----- Data supplied
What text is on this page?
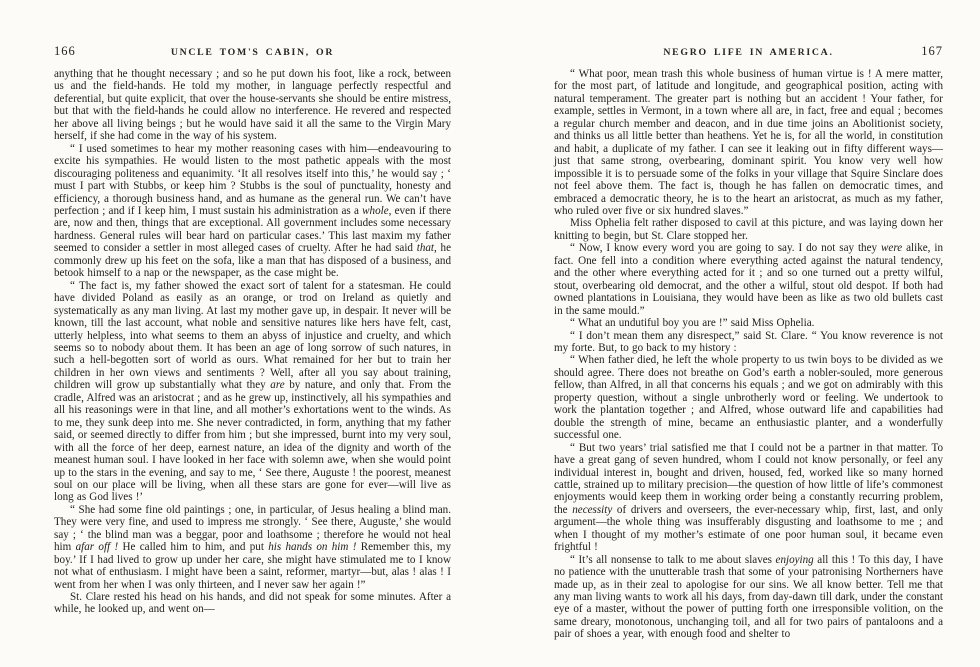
166	UNCLE TOM'S CABIN, OR

anything that he thought necessary ; and so he put down his foot, like a rock, between us and the field-hands. He told my mother, in language perfectly respectful and deferential, but quite explicit, that over the house-servants she should be entire mistress, but that with the field-hands he could allow no interference. He revered and respected her above all living beings ; but he would have said it all the same to the Virgin Mary herself, if she had come in the way of his system.

“ I used sometimes to hear my mother reasoning cases with him—endeavouring to excite his sympathies. He would listen to the most pathetic appeals with the most discouraging politeness and equanimity. ‘It all resolves itself into this,’ he would say ; ‘ must I part with Stubbs, or keep him ? Stubbs is the soul of punctuality, honesty and efficiency, a thorough business hand, and as humane as the general run. We can’t have perfection ; and if I keep him, I must sustain his administration as a whole, even if there are, now and then, things that are exceptional. All government includes some necessary hardness. General rules will bear hard on particular cases.’ This last maxim my father seemed to consider a settler in most alleged cases of cruelty. After he had said that, he commonly drew up his feet on the sofa, like a man that has disposed of a business, and betook himself to a nap or the newspaper, as the case might be.

“ The fact is, my father showed the exact sort of talent for a statesman. He could have divided Poland as easily as an orange, or trod on Ireland as quietly and systematically as any man living. At last my mother gave up, in despair. It never will be known, till the last account, what noble and sensitive natures like hers have felt, cast, utterly helpless, into what seems to them an abyss of injustice and cruelty, and which seems so to nobody about them. It has been an age of long sorrow of such natures, in such a hell-begotten sort of world as ours. What remained for her but to train her children in her own views and sentiments ? Well, after all you say about training, children will grow up substantially what they are by nature, and only that. From the cradle, Alfred was an aristocrat ; and as he grew up, instinctively, all his sympathies and all his reasonings were in that line, and all mother’s exhortations went to the winds. As to me, they sunk deep into me. She never contradicted, in form, anything that my father said, or seemed directly to differ from him ; but she impressed, burnt into my very soul, with all the force of her deep, earnest nature, an idea of the dignity and worth of the meanest human soul. I have looked in her face with solemn awe, when she would point up to the stars in the evening, and say to me, ‘ See there, Auguste ! the poorest, meanest soul on our place will be living, when all these stars are gone for ever—will live as long as God lives !’

“ She had some fine old paintings ; one, in particular, of Jesus healing a blind man. They were very fine, and used to impress me strongly. ‘ See there, Auguste,’ she would say ; ‘ the blind man was a beggar, poor and loathsome ; therefore he would not heal him afar off ! He called him to him, and put his hands on him ! Remember this, my boy.’ If I had lived to grow up under her care, she might have stimulated me to I know not what of enthusiasm. I might have been a saint, reformer, martyr—but, alas ! alas ! I went from her when I was only thirteen, and I never saw her again !”

St. Clare rested his head on his hands, and did not speak for some minutes. After a while, he looked up, and went on—

NEGRO LIFE IN AMERICA.	167

“ What poor, mean trash this whole business of human virtue is ! A mere matter, for the most part, of latitude and longitude, and geographical position, acting with natural temperament. The greater part is nothing but an accident ! Your father, for example, settles in Vermont, in a town where all are, in fact, free and equal ; becomes a regular church member and deacon, and in due time joins an Abolitionist society, and thinks us all little better than heathens. Yet he is, for all the world, in constitution and habit, a duplicate of my father. I can see it leaking out in fifty different ways—just that same strong, overbearing, dominant spirit. You know very well how impossible it is to persuade some of the folks in your village that Squire Sinclare does not feel above them. The fact is, though he has fallen on democratic times, and embraced a democratic theory, he is to the heart an aristocrat, as much as my father, who ruled over five or six hundred slaves.”

Miss Ophelia felt rather disposed to cavil at this picture, and was laying down her knitting to begin, but St. Clare stopped her.

“ Now, I know every word you are going to say. I do not say they were alike, in fact. One fell into a condition where everything acted against the natural tendency, and the other where everything acted for it ; and so one turned out a pretty wilful, stout, overbearing old democrat, and the other a wilful, stout old despot. If both had owned plantations in Louisiana, they would have been as like as two old bullets cast in the same mould.”

“ What an undutiful boy you are !” said Miss Ophelia.

“ I don’t mean them any disrespect,” said St. Clare. “ You know reverence is not my forte. But, to go back to my history :

“ When father died, he left the whole property to us twin boys to be divided as we should agree. There does not breathe on God’s earth a nobler-souled, more generous fellow, than Alfred, in all that concerns his equals ; and we got on admirably with this property question, without a single unbrotherly word or feeling. We undertook to work the plantation together ; and Alfred, whose outward life and capabilities had double the strength of mine, became an enthusiastic planter, and a wonderfully successful one.

“ But two years’ trial satisfied me that I could not be a partner in that matter. To have a great gang of seven hundred, whom I could not know personally, or feel any individual interest in, bought and driven, housed, fed, worked like so many horned cattle, strained up to military precision—the question of how little of life’s commonest enjoyments would keep them in working order being a constantly recurring problem, the necessity of drivers and overseers, the ever-necessary whip, first, last, and only argument—the whole thing was insufferably disgusting and loathsome to me ; and when I thought of my mother’s estimate of one poor human soul, it became even frightful !

“ It’s all nonsense to talk to me about slaves enjoying all this ! To this day, I have no patience with the unutterable trash that some of your patronising Northerners have made up, as in their zeal to apologise for our sins. We all know better. Tell me that any man living wants to work all his days, from day-dawn till dark, under the constant eye of a master, without the power of putting forth one irresponsible volition, on the same dreary, monotonous, unchanging toil, and all for two pairs of pantaloons and a pair of shoes a year, with enough food and shelter to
----------
[What is expected] In this exercise, set down all of the data exactly, without the pictures.

[Full answer]
What text is on this page?
166	UNCLE TOM'S CABIN, OR

anything that he thought necessary ; and so he put down his foot, like a rock, between us and the field-hands. He told my mother, in language perfectly respectful and deferential, but quite explicit, that over the house-servants she should be entire mistress, but that with the field-hands he could allow no interference. He revered and respected her above all living beings ; but he would have said it all the same to the Virgin Mary herself, if she had come in the way of his system.

“ I used sometimes to hear my mother reasoning cases with him—endeavouring to excite his sympathies. He would listen to the most pathetic appeals with the most discouraging politeness and equanimity. ‘It all resolves itself into this,’ he would say ; ‘ must I part with Stubbs, or keep him ? Stubbs is the soul of punctuality, honesty and efficiency, a thorough business hand, and as humane as the general run. We can’t have perfection ; and if I keep him, I must sustain his administration as a whole, even if there are, now and then, things that are exceptional. All government includes some necessary hardness. General rules will bear hard on particular cases.’ This last maxim my father seemed to consider a settler in most alleged cases of cruelty. After he had said that, he commonly drew up his feet on the sofa, like a man that has disposed of a business, and betook himself to a nap or the newspaper, as the case might be.

“ The fact is, my father showed the exact sort of talent for a statesman. He could have divided Poland as easily as an orange, or trod on Ireland as quietly and systematically as any man living. At last my mother gave up, in despair. It never will be known, till the last account, what noble and sensitive natures like hers have felt, cast, utterly helpless, into what seems to them an abyss of injustice and cruelty, and which seems so to nobody about them. It has been an age of long sorrow of such natures, in such a hell-begotten sort of world as ours. What remained for her but to train her children in her own views and sentiments ? Well, after all you say about training, children will grow up substantially what they are by nature, and only that. From the cradle, Alfred was an aristocrat ; and as he grew up, instinctively, all his sympathies and all his reasonings were in that line, and all mother’s exhortations went to the winds. As to me, they sunk deep into me. She never contradicted, in form, anything that my father said, or seemed directly to differ from him ; but she impressed, burnt into my very soul, with all the force of her deep, earnest nature, an idea of the dignity and worth of the meanest human soul. I have looked in her face with solemn awe, when she would point up to the stars in the evening, and say to me, ‘ See there, Auguste ! the poorest, meanest soul on our place will be living, when all these stars are gone for ever—will live as long as God lives !’

“ She had some fine old paintings ; one, in particular, of Jesus healing a blind man. They were very fine, and used to impress me strongly. ‘ See there, Auguste,’ she would say ; ‘ the blind man was a beggar, poor and loathsome ; therefore he would not heal him afar off ! He called him to him, and put his hands on him ! Remember this, my boy.’ If I had lived to grow up under her care, she might have stimulated me to I know not what of enthusiasm. I might have been a saint, reformer, martyr—but, alas ! alas ! I went from her when I was only thirteen, and I never saw her again !”

St. Clare rested his head on his hands, and did not speak for some minutes. After a while, he looked up, and went on—

NEGRO LIFE IN AMERICA.	167

“ What poor, mean trash this whole business of human virtue is ! A mere matter, for the most part, of latitude and longitude, and geographical position, acting with natural temperament. The greater part is nothing but an accident ! Your father, for example, settles in Vermont, in a town where all are, in fact, free and equal ; becomes a regular church member and deacon, and in due time joins an Abolitionist society, and thinks us all little better than heathens. Yet he is, for all the world, in constitution and habit, a duplicate of my father. I can see it leaking out in fifty different ways—just that same strong, overbearing, dominant spirit. You know very well how impossible it is to persuade some of the folks in your village that Squire Sinclare does not feel above them. The fact is, though he has fallen on democratic times, and embraced a democratic theory, he is to the heart an aristocrat, as much as my father, who ruled over five or six hundred slaves.”

Miss Ophelia felt rather disposed to cavil at this picture, and was laying down her knitting to begin, but St. Clare stopped her.

“ Now, I know every word you are going to say. I do not say they were alike, in fact. One fell into a condition where everything acted against the natural tendency, and the other where everything acted for it ; and so one turned out a pretty wilful, stout, overbearing old democrat, and the other a wilful, stout old despot. If both had owned plantations in Louisiana, they would have been as like as two old bullets cast in the same mould.”

“ What an undutiful boy you are !” said Miss Ophelia.

“ I don’t mean them any disrespect,” said St. Clare. “ You know reverence is not my forte. But, to go back to my history :

“ When father died, he left the whole property to us twin boys to be divided as we should agree. There does not breathe on God’s earth a nobler-souled, more generous fellow, than Alfred, in all that concerns his equals ; and we got on admirably with this property question, without a single unbrotherly word or feeling. We undertook to work the plantation together ; and Alfred, whose outward life and capabilities had double the strength of mine, became an enthusiastic planter, and a wonderfully successful one.

“ But two years’ trial satisfied me that I could not be a partner in that matter. To have a great gang of seven hundred, whom I could not know personally, or feel any individual interest in, bought and driven, housed, fed, worked like so many horned cattle, strained up to military precision—the question of how little of life’s commonest enjoyments would keep them in working order being a constantly recurring problem, the necessity of drivers and overseers, the ever-necessary whip, first, last, and only argument—the whole thing was insufferably disgusting and loathsome to me ; and when I thought of my mother’s estimate of one poor human soul, it became even frightful !

“ It’s all nonsense to talk to me about slaves enjoying all this ! To this day, I have no patience with the unutterable trash that some of your patronising Northerners have made up, as in their zeal to apologise for our sins. We all know better. Tell me that any man living wants to work all his days, from day-dawn till dark, under the constant eye of a master, without the power of putting forth one irresponsible volition, on the same dreary, monotonous, unchanging toil, and all for two pairs of pantaloons and a pair of shoes a year, with enough food and shelter to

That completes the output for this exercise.